== Instructions to follow ==
In the entries below, count the lines holding "Новый". Reply with the number only.

== Data shown ==
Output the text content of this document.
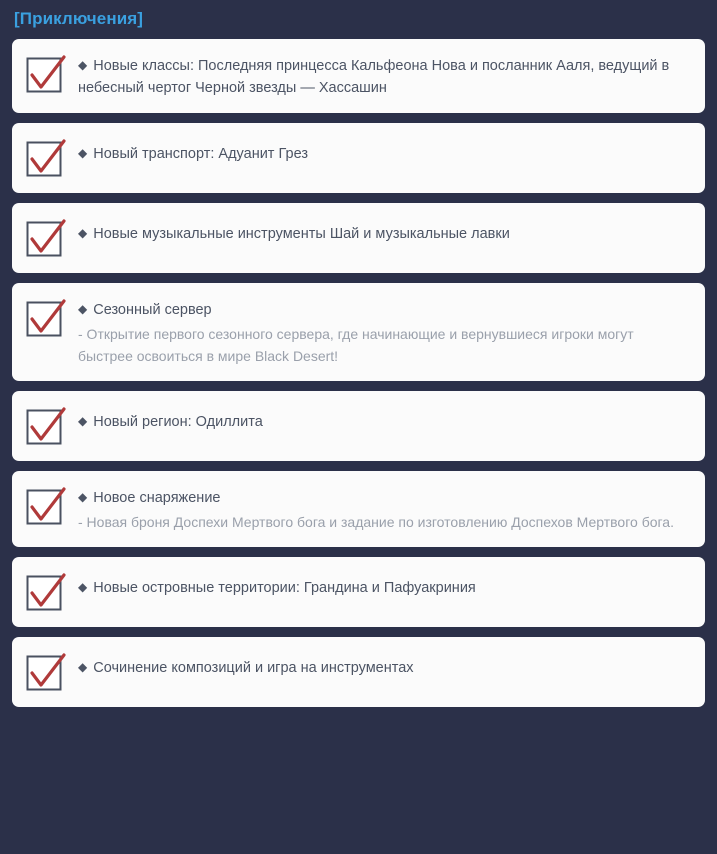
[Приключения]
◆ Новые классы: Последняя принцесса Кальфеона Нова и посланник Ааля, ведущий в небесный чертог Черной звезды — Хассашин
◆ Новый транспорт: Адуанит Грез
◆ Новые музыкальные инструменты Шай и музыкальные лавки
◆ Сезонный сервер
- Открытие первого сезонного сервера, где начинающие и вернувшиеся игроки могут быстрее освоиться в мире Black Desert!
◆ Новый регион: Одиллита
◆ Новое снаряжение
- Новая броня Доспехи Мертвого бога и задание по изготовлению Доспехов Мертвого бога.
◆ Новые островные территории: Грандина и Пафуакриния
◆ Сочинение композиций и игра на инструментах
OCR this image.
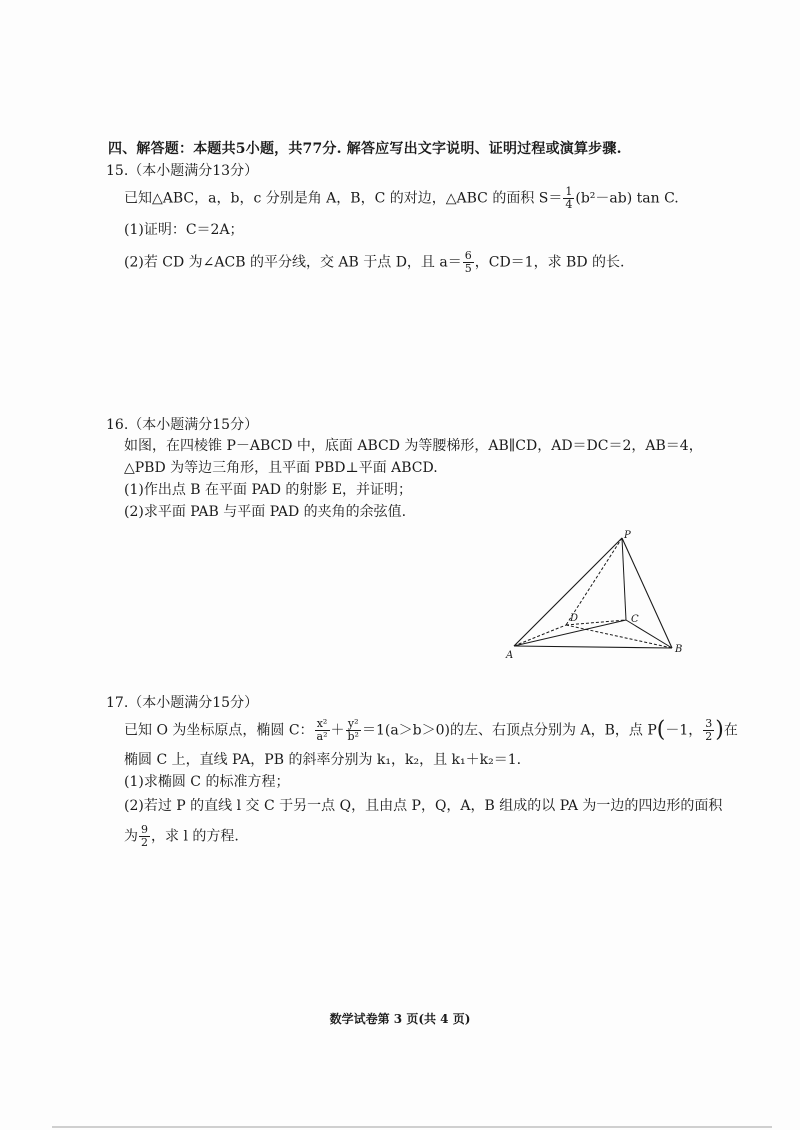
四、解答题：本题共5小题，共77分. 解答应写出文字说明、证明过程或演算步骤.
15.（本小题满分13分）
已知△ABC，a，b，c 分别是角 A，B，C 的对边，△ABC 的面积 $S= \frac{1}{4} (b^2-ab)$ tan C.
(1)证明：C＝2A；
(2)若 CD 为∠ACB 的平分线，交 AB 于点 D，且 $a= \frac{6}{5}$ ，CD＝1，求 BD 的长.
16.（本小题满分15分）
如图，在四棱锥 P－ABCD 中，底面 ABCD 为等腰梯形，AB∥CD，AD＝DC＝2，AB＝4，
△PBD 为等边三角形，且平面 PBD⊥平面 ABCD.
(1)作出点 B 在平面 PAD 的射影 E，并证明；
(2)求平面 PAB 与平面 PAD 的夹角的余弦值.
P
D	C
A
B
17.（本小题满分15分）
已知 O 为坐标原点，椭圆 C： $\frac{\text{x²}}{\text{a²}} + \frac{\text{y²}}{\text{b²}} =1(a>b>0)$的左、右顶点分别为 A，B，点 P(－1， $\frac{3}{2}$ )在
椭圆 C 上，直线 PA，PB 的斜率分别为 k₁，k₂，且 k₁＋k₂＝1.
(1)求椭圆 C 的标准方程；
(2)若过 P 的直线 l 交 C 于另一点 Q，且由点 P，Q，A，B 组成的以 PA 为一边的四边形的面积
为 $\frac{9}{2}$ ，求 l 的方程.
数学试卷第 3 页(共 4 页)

---

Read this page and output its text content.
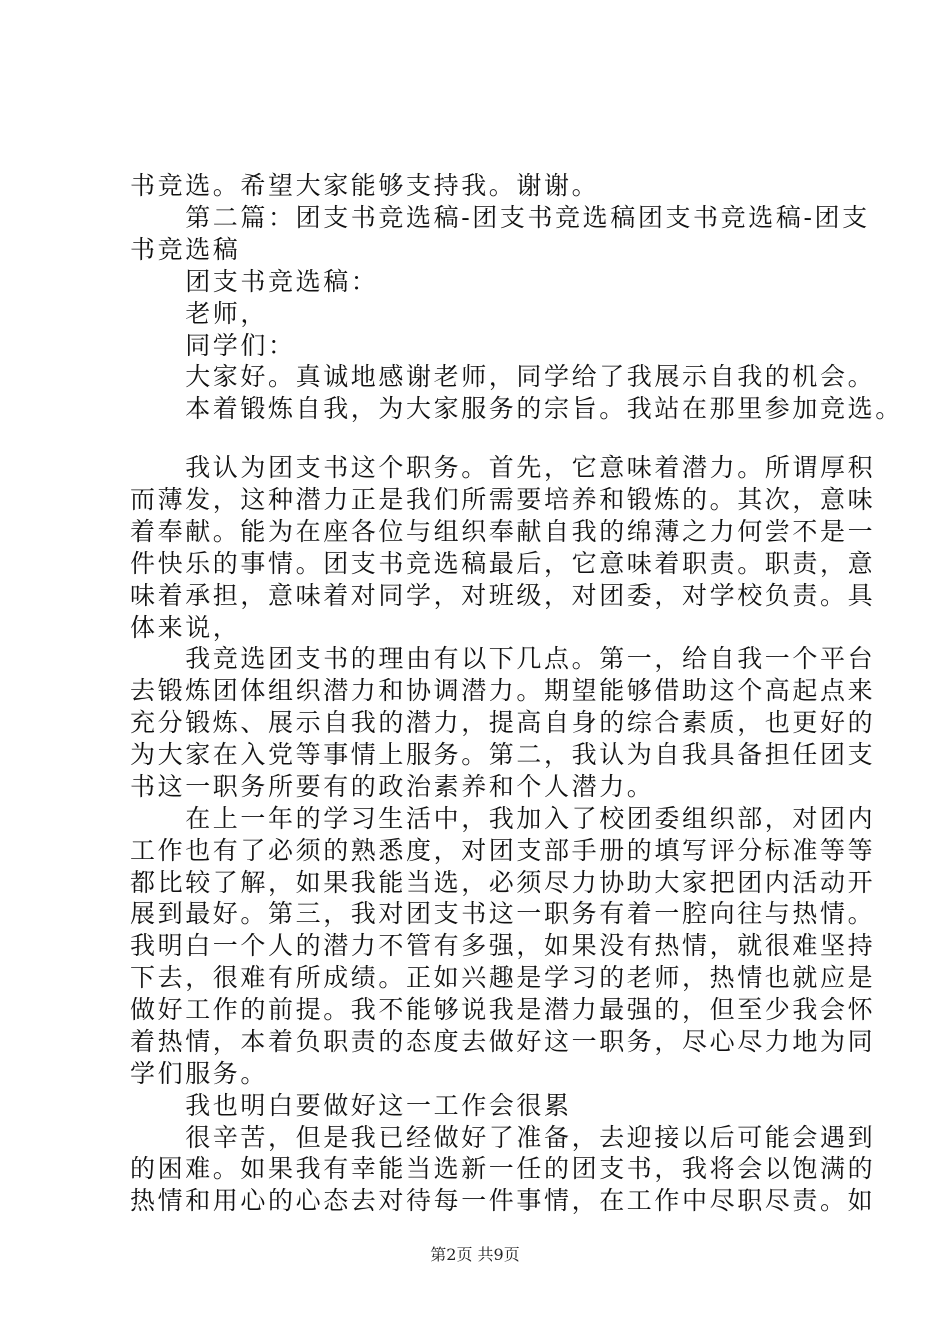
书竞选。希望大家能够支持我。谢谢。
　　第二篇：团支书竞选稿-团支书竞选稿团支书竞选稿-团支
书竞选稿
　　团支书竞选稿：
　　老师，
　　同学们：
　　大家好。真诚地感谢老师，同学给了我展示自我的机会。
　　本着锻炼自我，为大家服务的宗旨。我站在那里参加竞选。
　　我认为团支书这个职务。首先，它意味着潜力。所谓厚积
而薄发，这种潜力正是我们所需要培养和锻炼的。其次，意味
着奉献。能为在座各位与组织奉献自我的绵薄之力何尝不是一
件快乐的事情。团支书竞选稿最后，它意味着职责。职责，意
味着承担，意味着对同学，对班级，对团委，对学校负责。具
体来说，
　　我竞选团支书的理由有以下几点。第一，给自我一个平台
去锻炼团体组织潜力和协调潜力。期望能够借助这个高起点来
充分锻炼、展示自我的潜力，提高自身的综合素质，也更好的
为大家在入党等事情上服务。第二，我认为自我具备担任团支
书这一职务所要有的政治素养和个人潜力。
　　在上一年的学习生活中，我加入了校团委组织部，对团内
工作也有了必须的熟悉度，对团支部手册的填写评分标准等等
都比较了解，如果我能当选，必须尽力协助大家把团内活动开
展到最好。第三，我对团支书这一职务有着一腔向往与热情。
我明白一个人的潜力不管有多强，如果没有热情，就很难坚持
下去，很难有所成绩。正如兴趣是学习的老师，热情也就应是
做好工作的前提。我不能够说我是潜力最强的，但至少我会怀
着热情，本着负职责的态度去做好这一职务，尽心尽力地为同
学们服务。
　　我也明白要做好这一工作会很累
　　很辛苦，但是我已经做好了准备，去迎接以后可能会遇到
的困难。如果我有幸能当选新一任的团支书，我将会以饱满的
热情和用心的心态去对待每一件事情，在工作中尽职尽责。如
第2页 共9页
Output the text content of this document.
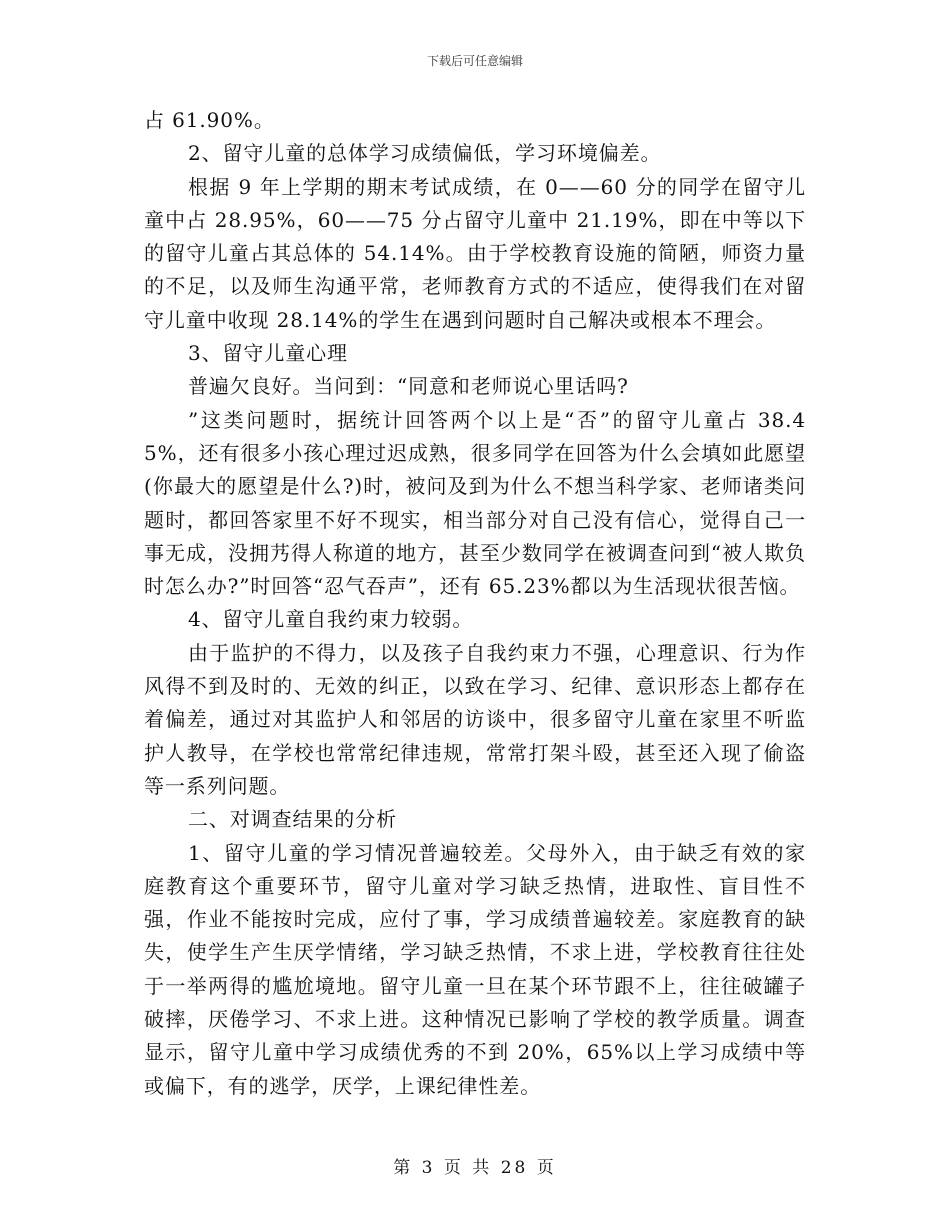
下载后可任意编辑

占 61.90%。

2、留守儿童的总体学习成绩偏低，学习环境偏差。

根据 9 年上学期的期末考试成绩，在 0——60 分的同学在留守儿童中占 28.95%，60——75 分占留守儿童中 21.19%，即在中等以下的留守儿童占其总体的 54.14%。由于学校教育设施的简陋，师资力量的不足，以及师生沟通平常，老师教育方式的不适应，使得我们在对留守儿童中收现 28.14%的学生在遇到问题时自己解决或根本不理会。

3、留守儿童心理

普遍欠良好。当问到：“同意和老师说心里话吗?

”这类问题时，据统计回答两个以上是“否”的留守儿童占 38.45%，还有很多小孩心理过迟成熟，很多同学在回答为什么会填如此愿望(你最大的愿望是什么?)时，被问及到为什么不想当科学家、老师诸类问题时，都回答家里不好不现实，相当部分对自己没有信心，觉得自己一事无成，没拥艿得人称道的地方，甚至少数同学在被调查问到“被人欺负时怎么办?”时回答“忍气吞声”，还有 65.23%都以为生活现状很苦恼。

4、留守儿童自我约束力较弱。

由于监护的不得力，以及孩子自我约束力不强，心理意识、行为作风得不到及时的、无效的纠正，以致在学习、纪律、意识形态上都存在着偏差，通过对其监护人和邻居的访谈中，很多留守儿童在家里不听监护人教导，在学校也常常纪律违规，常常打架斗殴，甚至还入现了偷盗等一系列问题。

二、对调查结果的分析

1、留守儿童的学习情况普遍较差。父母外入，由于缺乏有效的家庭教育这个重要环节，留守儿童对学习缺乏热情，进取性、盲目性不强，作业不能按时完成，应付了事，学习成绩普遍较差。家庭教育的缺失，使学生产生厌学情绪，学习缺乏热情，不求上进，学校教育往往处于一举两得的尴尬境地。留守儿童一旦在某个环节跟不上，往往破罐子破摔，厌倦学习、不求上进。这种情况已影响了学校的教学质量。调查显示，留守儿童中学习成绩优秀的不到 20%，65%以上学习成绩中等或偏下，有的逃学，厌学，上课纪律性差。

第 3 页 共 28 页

---

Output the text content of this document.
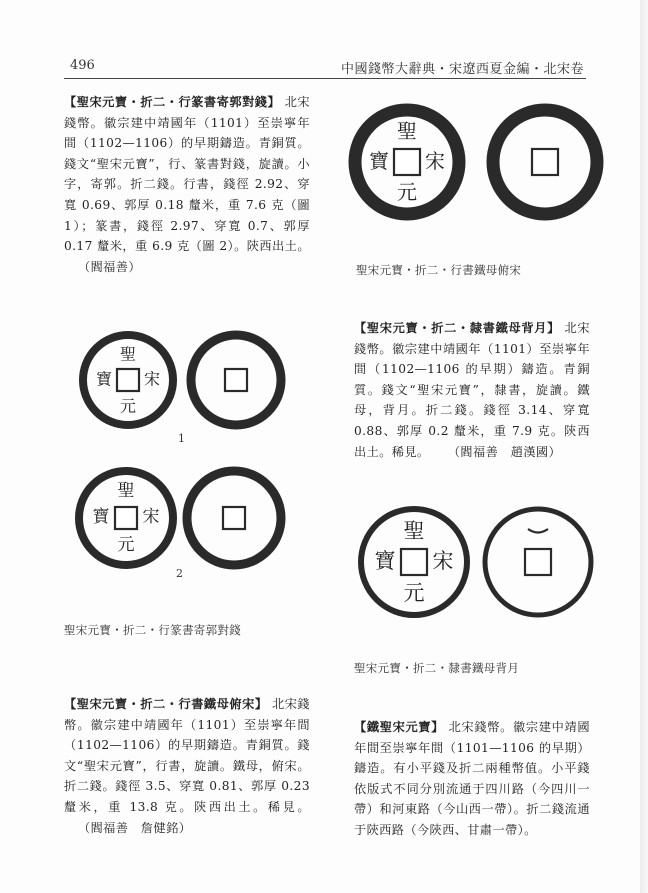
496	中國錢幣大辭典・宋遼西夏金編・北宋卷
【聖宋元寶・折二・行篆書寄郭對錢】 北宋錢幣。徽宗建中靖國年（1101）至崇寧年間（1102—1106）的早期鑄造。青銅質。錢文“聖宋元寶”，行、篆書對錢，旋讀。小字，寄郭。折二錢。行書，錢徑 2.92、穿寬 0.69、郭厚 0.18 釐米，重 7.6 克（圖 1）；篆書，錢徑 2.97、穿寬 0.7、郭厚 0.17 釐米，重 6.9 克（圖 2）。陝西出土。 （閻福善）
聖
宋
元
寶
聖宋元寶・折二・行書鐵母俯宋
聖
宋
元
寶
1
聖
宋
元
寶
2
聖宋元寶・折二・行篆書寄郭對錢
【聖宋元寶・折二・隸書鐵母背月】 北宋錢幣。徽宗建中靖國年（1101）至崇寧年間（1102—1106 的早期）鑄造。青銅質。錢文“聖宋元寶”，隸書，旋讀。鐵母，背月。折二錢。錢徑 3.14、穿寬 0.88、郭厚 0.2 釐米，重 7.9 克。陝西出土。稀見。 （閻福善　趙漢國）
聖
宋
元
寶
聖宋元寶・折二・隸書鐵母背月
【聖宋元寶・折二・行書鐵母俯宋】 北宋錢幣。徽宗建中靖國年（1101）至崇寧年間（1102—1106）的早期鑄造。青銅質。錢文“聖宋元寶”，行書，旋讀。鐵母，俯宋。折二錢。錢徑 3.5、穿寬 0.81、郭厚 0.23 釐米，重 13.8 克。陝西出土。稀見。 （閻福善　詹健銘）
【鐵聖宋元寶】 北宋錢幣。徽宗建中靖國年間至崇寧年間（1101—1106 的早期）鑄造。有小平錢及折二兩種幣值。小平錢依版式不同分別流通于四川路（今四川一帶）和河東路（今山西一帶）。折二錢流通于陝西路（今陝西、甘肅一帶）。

== Answer for the task ==
2